— Work required —
Reproduce all of the data exactly, with no line skipped.

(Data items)
◆ ◆ ◆ ◆ ◆

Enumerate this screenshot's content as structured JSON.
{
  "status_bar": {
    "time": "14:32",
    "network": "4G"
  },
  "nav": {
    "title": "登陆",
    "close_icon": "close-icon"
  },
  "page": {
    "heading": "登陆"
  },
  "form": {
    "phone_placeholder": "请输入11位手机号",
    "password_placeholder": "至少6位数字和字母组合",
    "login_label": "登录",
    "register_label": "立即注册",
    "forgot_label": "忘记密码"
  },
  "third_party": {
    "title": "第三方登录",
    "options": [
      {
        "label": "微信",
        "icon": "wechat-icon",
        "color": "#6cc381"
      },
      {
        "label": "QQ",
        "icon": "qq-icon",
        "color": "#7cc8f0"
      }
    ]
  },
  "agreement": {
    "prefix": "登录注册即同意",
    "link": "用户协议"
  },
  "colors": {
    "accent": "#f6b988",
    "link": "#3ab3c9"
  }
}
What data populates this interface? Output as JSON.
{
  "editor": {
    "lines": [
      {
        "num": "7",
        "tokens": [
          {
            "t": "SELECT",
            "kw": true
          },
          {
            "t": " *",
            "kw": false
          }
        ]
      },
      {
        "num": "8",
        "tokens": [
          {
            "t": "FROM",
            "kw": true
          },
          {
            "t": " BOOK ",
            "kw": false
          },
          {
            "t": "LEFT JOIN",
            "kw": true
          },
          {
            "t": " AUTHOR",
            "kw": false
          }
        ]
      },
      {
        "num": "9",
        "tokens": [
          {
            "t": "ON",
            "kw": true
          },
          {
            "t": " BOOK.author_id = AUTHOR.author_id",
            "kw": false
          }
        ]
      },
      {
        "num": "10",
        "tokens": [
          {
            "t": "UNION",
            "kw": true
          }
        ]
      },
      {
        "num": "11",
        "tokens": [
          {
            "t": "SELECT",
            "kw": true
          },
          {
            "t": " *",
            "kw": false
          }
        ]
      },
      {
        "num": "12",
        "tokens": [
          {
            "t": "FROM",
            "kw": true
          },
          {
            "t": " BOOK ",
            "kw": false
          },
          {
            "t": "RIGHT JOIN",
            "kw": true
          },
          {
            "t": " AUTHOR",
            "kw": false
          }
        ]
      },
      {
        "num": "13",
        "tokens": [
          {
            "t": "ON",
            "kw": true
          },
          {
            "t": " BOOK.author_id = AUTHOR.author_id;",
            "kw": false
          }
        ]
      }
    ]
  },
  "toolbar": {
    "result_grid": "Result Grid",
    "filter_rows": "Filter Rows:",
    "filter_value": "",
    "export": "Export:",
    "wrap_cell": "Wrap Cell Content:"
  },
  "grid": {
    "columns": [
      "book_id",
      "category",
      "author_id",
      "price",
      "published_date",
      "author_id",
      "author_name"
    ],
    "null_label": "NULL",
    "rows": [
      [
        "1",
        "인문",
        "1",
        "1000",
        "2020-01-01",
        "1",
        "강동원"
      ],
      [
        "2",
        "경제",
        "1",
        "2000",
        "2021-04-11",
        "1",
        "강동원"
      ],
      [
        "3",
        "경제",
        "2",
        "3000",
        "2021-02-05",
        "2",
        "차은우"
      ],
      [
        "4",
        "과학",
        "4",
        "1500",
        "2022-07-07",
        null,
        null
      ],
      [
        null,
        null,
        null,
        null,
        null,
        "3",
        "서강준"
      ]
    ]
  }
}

◆ ◆ ◆ ◆ ◆

— Reply to the task —
Enumerate this screenshot's content as structured JSON.
{
  "status_bar": {
    "time": "14:32",
    "network": "4G"
  },
  "nav": {
    "title": "登陆",
    "close_icon": "close-icon"
  },
  "page": {
    "heading": "登陆"
  },
  "form": {
    "phone_placeholder": "请输入11位手机号",
    "password_placeholder": "至少6位数字和字母组合",
    "login_label": "登录",
    "register_label": "立即注册",
    "forgot_label": "忘记密码"
  },
  "third_party": {
    "title": "第三方登录",
    "options": [
      {
        "label": "微信",
        "icon": "wechat-icon",
        "color": "#6cc381"
      },
      {
        "label": "QQ",
        "icon": "qq-icon",
        "color": "#7cc8f0"
      }
    ]
  },
  "agreement": {
    "prefix": "登录注册即同意",
    "link": "用户协议"
  },
  "colors": {
    "accent": "#f6b988",
    "link": "#3ab3c9"
  }
}
What data populates this interface? Output as JSON.
{
  "editor": {
    "lines": [
      {
        "num": "7",
        "tokens": [
          {
            "t": "SELECT",
            "kw": true
          },
          {
            "t": " *",
            "kw": false
          }
        ]
      },
      {
        "num": "8",
        "tokens": [
          {
            "t": "FROM",
            "kw": true
          },
          {
            "t": " BOOK ",
            "kw": false
          },
          {
            "t": "LEFT JOIN",
            "kw": true
          },
          {
            "t": " AUTHOR",
            "kw": false
          }
        ]
      },
      {
        "num": "9",
        "tokens": [
          {
            "t": "ON",
            "kw": true
          },
          {
            "t": " BOOK.author_id = AUTHOR.author_id",
            "kw": false
          }
        ]
      },
      {
        "num": "10",
        "tokens": [
          {
            "t": "UNION",
            "kw": true
          }
        ]
      },
      {
        "num": "11",
        "tokens": [
          {
            "t": "SELECT",
            "kw": true
          },
          {
            "t": " *",
            "kw": false
          }
        ]
      },
      {
        "num": "12",
        "tokens": [
          {
            "t": "FROM",
            "kw": true
          },
          {
            "t": " BOOK ",
            "kw": false
          },
          {
            "t": "RIGHT JOIN",
            "kw": true
          },
          {
            "t": " AUTHOR",
            "kw": false
          }
        ]
      },
      {
        "num": "13",
        "tokens": [
          {
            "t": "ON",
            "kw": true
          },
          {
            "t": " BOOK.author_id = AUTHOR.author_id;",
            "kw": false
          }
        ]
      }
    ]
  },
  "toolbar": {
    "result_grid": "Result Grid",
    "filter_rows": "Filter Rows:",
    "filter_value": "",
    "export": "Export:",
    "wrap_cell": "Wrap Cell Content:"
  },
  "grid": {
    "columns": [
      "book_id",
      "category",
      "author_id",
      "price",
      "published_date",
      "author_id",
      "author_name"
    ],
    "null_label": "NULL",
    "rows": [
      [
        "1",
        "인문",
        "1",
        "1000",
        "2020-01-01",
        "1",
        "강동원"
      ],
      [
        "2",
        "경제",
        "1",
        "2000",
        "2021-04-11",
        "1",
        "강동원"
      ],
      [
        "3",
        "경제",
        "2",
        "3000",
        "2021-02-05",
        "2",
        "차은우"
      ],
      [
        "4",
        "과학",
        "4",
        "1500",
        "2022-07-07",
        null,
        null
      ],
      [
        null,
        null,
        null,
        null,
        null,
        "3",
        "서강준"
      ]
    ]
  }
}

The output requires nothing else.